In the material below, the lines containing the word "Technology" are required; copy each of them.
[Start]
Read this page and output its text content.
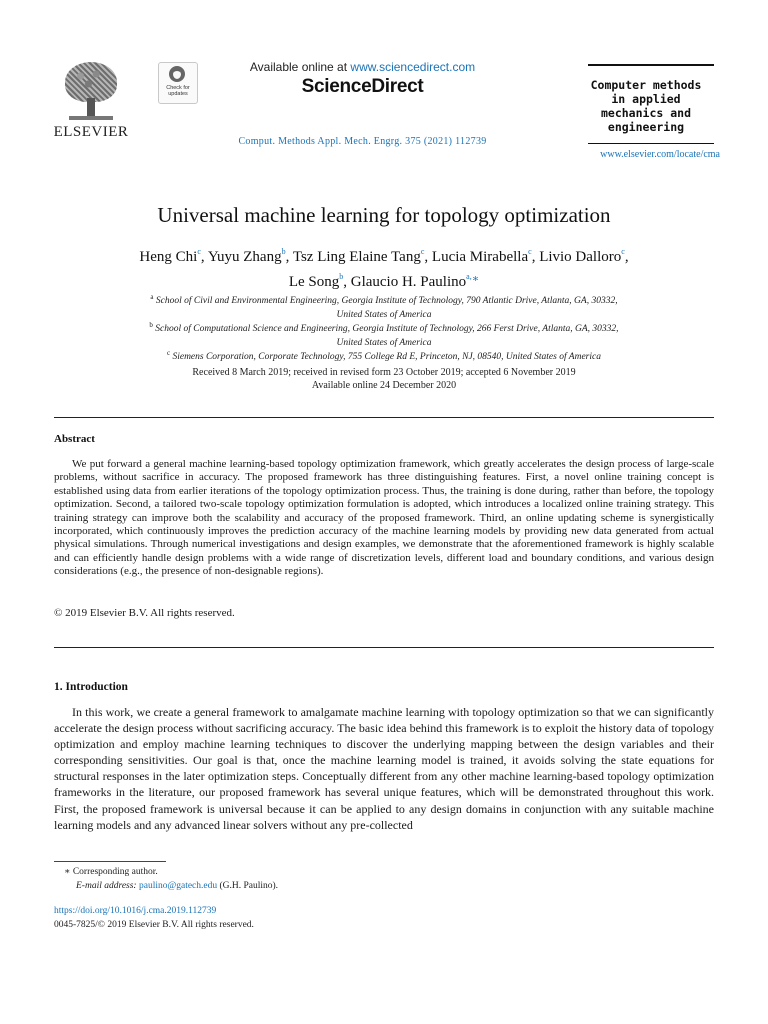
ELSEVIER
Check for updates
Available online at www.sciencedirect.com
ScienceDirect
Comput. Methods Appl. Mech. Engrg. 375 (2021) 112739
Computer methods in applied mechanics and engineering
www.elsevier.com/locate/cma
Universal machine learning for topology optimization
Heng Chi$^c$, Yuyu Zhang$^b$, Tsz Ling Elaine Tang$^c$, Lucia Mirabella$^c$, Livio Dalloro$^c$,
Le Song$^b$, Glaucio H. Paulino$^{a,∗}$
$^a$ School of Civil and Environmental Engineering, Georgia Institute of Technology, 790 Atlantic Drive, Atlanta, GA, 30332,
United States of America
$^b$ School of Computational Science and Engineering, Georgia Institute of Technology, 266 Ferst Drive, Atlanta, GA, 30332,
United States of America
$^c$ Siemens Corporation, Corporate Technology, 755 College Rd E, Princeton, NJ, 08540, United States of America
Received 8 March 2019; received in revised form 23 October 2019; accepted 6 November 2019
Available online 24 December 2020
Abstract
We put forward a general machine learning-based topology optimization framework, which greatly accelerates the design process of large-scale problems, without sacrifice in accuracy. The proposed framework has three distinguishing features. First, a novel online training concept is established using data from earlier iterations of the topology optimization process. Thus, the training is done during, rather than before, the topology optimization. Second, a tailored two-scale topology optimization formulation is adopted, which introduces a localized online training strategy. This training strategy can improve both the scalability and accuracy of the proposed framework. Third, an online updating scheme is synergistically incorporated, which continuously improves the prediction accuracy of the machine learning models by providing new data generated from actual physical simulations. Through numerical investigations and design examples, we demonstrate that the aforementioned framework is highly scalable and can efficiently handle design problems with a wide range of discretization levels, different load and boundary conditions, and various design considerations (e.g., the presence of non-designable regions).
© 2019 Elsevier B.V. All rights reserved.
1. Introduction
In this work, we create a general framework to amalgamate machine learning with topology optimization so that we can significantly accelerate the design process without sacrificing accuracy. The basic idea behind this framework is to exploit the history data of topology optimization and employ machine learning techniques to discover the underlying mapping between the design variables and their corresponding sensitivities. Our goal is that, once the machine learning model is trained, it avoids solving the state equations for structural responses in the later optimization steps. Conceptually different from any other machine learning-based topology optimization frameworks in the literature, our proposed framework has several unique features, which will be demonstrated throughout this work. First, the proposed framework is universal because it can be applied to any design domains in conjunction with any suitable machine learning models and any advanced linear solvers without any pre-collected
∗ Corresponding author.
E-mail address: paulino@gatech.edu (G.H. Paulino).
https://doi.org/10.1016/j.cma.2019.112739
0045-7825/© 2019 Elsevier B.V. All rights reserved.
[End]
Complete response:
$^a$ School of Civil and Environmental Engineering, Georgia Institute of Technology, 790 Atlantic Drive, Atlanta, GA, 30332,
$^b$ School of Computational Science and Engineering, Georgia Institute of Technology, 266 Ferst Drive, Atlanta, GA, 30332,
$^c$ Siemens Corporation, Corporate Technology, 755 College Rd E, Princeton, NJ, 08540, United States of America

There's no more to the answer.